**Parts of the exercise**
1. Repeat word for word the part of the essay on four in the morning that begins with "Few people see" and ends with "seen in cities.".
2. Carry on the essay about four in the morning, picking up right after its final sentence.

**Document**
-------

Four AM is a monstrous kind of time. The mark of an emergency, a twilight framed by two unstable boundaries. One is the ‘Witching Hour’. Though not everyone agrees about what precise time of night this is, all agree it’s when all sorts of ghosts and ghouls and lurid apparitions stalk the human heart, curdling our blood when we’re met by seeable frights. Some say it’s the hour after midnight; others, between three and four AM. Then there's the dawn, itself a transitional stage on a seasonally variable schedule, the prelude to the screaming birds at sunrise.
Few people see this time. It’s mostly for the unluckily sleepless, the anxious, the troubled. Perhaps our contented eyelids get heavy as we wait for night to fall, to save us from the day. Perhaps we sleep, propelled with hopes of future freshness. Monsters come when that fails. They tread heavy but unhurried through the crushing dark. We can only see them if other conditions are met, things outside our control. They can only be caught in glimpses, flashes. Light beyond the window is one. Maybe they’re better seen in cities.
There’s little point in lying in bed at this time. These days, of course, we have a whole army of sleek and shiny technological devices to distract us. With these temporary entertainments, enjoyed for a moment, silent and lonely in the black, we no longer have to spend the night tossing and turning. But sometimes our concentration fails. A solution: we can get out of bed and shuffle along through the demigloom; we feel our flesh against shining laminate, creaking parquet, the cold promise of kitchen tiles, aware of dryness, calluses, the sensory tint of years of stress and activity. And we can open the fridge, bathed in synthetic luminous doom.

-------

**Recorded information**
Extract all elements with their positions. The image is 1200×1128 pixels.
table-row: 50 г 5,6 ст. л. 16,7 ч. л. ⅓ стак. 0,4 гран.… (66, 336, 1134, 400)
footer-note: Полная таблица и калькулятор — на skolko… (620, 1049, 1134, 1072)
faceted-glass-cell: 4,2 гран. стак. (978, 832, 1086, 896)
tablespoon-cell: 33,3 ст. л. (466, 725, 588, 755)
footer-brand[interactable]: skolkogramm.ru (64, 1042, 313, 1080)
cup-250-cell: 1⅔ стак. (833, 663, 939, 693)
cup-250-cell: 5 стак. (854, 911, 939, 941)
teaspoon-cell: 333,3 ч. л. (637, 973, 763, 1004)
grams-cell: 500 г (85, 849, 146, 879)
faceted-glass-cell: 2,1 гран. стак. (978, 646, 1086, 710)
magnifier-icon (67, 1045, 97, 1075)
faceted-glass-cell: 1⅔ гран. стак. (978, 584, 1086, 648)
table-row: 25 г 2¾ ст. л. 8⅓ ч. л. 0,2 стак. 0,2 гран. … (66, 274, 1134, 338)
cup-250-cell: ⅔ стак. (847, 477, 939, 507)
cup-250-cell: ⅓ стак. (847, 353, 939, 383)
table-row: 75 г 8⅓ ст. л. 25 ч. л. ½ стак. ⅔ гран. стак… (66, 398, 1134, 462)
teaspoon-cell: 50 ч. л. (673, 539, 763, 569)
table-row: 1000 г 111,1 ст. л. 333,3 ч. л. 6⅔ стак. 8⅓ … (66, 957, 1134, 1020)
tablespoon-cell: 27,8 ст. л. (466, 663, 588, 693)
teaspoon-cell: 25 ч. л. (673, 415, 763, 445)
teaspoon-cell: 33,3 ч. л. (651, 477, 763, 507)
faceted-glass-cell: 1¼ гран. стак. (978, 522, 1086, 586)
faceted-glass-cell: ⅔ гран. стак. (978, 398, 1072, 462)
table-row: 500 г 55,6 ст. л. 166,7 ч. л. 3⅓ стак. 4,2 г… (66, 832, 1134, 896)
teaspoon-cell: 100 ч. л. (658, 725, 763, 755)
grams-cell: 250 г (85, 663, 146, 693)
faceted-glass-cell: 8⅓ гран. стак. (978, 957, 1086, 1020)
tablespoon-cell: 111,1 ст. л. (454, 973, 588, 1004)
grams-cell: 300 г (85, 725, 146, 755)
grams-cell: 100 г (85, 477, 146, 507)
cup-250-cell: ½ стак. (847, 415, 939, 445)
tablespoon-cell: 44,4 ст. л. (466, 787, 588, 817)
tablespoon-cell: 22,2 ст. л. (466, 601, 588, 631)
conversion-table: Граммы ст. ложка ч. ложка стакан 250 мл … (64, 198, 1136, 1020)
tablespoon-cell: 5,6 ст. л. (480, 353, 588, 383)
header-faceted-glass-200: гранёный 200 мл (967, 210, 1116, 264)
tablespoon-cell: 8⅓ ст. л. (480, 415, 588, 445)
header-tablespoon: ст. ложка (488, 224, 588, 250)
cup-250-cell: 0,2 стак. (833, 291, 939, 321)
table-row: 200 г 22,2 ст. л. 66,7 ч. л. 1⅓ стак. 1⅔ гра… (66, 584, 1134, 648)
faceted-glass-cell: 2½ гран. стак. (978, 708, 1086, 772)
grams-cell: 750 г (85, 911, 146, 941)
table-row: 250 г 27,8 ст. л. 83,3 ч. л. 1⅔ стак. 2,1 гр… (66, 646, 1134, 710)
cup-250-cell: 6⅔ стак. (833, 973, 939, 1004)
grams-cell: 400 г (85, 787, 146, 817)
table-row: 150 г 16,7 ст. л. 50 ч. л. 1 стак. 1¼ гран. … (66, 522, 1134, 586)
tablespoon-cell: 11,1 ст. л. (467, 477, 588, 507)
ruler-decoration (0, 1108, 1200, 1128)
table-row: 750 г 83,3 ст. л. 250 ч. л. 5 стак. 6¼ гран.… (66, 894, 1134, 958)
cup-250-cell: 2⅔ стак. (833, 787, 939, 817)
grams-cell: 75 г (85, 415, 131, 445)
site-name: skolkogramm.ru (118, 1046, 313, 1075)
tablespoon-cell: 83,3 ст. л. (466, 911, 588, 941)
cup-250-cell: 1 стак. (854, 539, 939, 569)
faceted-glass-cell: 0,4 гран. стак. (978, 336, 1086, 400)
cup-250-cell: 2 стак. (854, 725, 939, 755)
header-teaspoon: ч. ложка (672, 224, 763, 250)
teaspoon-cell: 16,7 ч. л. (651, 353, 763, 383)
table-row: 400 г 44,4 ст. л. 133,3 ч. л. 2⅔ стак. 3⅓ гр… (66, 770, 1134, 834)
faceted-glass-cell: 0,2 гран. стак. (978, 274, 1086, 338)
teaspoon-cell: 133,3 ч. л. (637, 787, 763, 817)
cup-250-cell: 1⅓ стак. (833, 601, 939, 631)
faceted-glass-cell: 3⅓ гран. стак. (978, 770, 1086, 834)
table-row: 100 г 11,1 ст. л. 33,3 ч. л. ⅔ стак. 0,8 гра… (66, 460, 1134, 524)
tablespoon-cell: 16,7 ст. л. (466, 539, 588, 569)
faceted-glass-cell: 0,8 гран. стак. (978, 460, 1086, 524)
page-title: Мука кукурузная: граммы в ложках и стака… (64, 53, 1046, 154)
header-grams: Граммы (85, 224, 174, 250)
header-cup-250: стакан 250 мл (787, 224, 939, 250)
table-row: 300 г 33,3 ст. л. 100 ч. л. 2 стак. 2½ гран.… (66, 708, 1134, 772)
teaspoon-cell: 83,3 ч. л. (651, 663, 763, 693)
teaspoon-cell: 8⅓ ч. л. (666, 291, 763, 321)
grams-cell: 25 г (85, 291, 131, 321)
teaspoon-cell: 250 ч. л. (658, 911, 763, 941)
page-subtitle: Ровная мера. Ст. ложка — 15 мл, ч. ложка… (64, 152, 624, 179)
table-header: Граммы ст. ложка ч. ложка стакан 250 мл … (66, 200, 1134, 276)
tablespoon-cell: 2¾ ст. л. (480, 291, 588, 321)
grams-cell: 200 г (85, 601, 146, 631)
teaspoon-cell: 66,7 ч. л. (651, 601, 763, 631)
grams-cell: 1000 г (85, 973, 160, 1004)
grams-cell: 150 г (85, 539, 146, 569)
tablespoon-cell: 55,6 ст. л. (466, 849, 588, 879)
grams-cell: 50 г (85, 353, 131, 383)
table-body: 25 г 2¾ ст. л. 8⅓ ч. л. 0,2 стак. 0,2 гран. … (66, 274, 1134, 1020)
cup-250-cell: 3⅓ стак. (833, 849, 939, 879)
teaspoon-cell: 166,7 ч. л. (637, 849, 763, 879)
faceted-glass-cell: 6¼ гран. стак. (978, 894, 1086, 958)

-------

**Response list**
1.
Few people see this time. It’s mostly for the unluckily sleepless, the anxious, the troubled. Perhaps our contented eyelids get heavy as we wait for night to fall, to save us from the day. Perhaps we sleep, propelled with hopes of future freshness. Monsters come when that fails. They tread heavy but unhurried through the crushing dark. We can only see them if other conditions are met, things outside our control. They can only be caught in glimpses, flashes. Light beyond the window is one. Maybe they’re better seen in cities.

2.
Monika Grabuschnigg's (b. Vorarlberg, 1987) sculptures and installations process her own understanding of some tragic innermost core of human life: our being, the horizon of death, deep valleys of tears in between. These ceramic fridge doors open up new, uncharted realms of sadness, prinked by desires we never knew we had. Time is fleeting. Our lives are short. We must do what we can. These works attempt to preserve this sense of ourselves, delaying our decay. Featuring casts of everyday utensils, the sculptures remind us of functional artefacts, plunging into deep melancholy and loneliness. They are complemented by drawings of hanging floral arrangements with lush satin bows, the atmosphere of the memento mori, witnesses to their own withering, preemptively grieving for themselves, for all of us.
The paintings of Nour Malas (b. Cannes, 1995), produced during a period of grief and celebration, take as their subject the space between the two completely opposing emotional states. They complement each other without ignoring their own contradictions. Her approach relies on the immediacy of painting, how the possibility of frenetic self-expression rears up from memories, from points of free association that live inside her: forms and faces remembered in the head, the heart, the spaces between us. These puzzling emotional landscapes are maps of placelessness, orders of nonlinearity, full registers of the abundance of loss.
Grabuschnigg and Malas don’t just share a set of preset personal responses that can be turned on and off at will. Their approaches didn’t come about by pure coincidence or magic. Rather, it all comes from inside them, indexed to all sorts of other impulses that we all see and feel even if we don’t respond to them like this or make art ourselves: monsters in the ultra-early morning, the shuddering moment between tearful gasps, the time spent waiting unredeemed for dawn, deafened by the birds as the sun rears its merciless head.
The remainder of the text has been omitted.